** START **

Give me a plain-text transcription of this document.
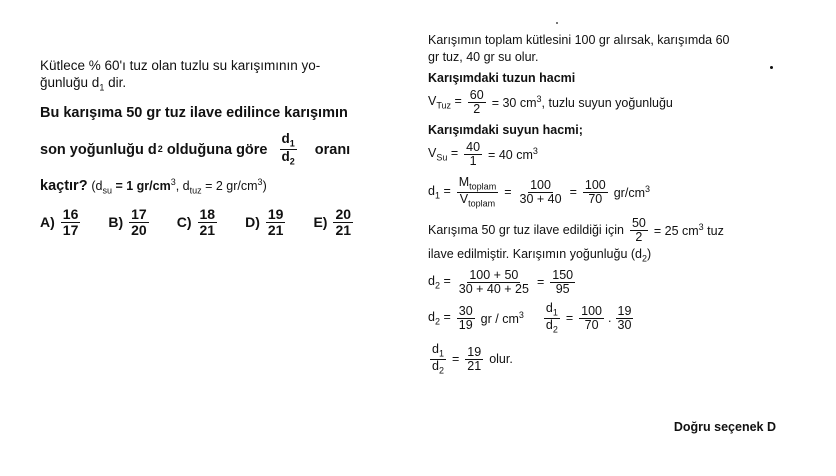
Kütlece % 60'ı tuz olan tuzlu su karışımının yo-
ğunluğu $d_1$ dir.
Bu karışıma 50 gr tuz ilave edilince karışımın
son yoğunluğu d 2 olduğuna göre $\frac{d_1}{d_2}$ oranı
kaçtır? ($d_{su} = 1$ $gr/cm^3$, $d_{tuz} = 2$ $gr/cm^3$)
$A) \frac{16}{17} B) \frac{17}{20} C) \frac{18}{21} D) \frac{19}{21} E) \frac{20}{21}$
Karışımın toplam kütlesini 100 gr alırsak, karışımda 60
gr tuz, 40 gr su olur.
Karışımdaki tuzun hacmi
$V_{Tuz} = \frac{60}{2} = 30$ $cm^3$, tuzlu suyun yoğunluğu
Karışımdaki suyun hacmi;
$V_{Su} = \frac{40}{1} = 40$ $cm^3$
$d_1 = \frac{M_{toplam}}{V_{toplam}} = \frac{100}{30 + 40} = \frac{100}{70} gr/cm^3$
Karışıma 50 gr tuz ilave edildiği için $\frac{50}{2} = 25$ $cm^3$ tuz
ilave edilmiştir. Karışımın yoğunluğu $(d_2)$
$d_2 = \frac{100 + 50}{30 + 40 + 25} = \frac{150}{95}$
$d_2 = \frac{30}{19}$ gr / $cm^3 \frac{d_1}{d_2} = \frac{100}{70}$ . $\frac{19}{30}$
$\frac{d_1}{d_2} = \frac{19}{21}$ olur.
Doğru seçenek D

** END **

WRITTEN REQUEST: Find each line holding "tuzlu". Copy it out.

OUTPUT FOR THIS TASK:
Kütlece % 60'ı tuz olan tuzlu su karışımının yo-
$V_{Tuz} = \frac{60}{2} = 30$ $cm^3$, tuzlu suyun yoğunluğu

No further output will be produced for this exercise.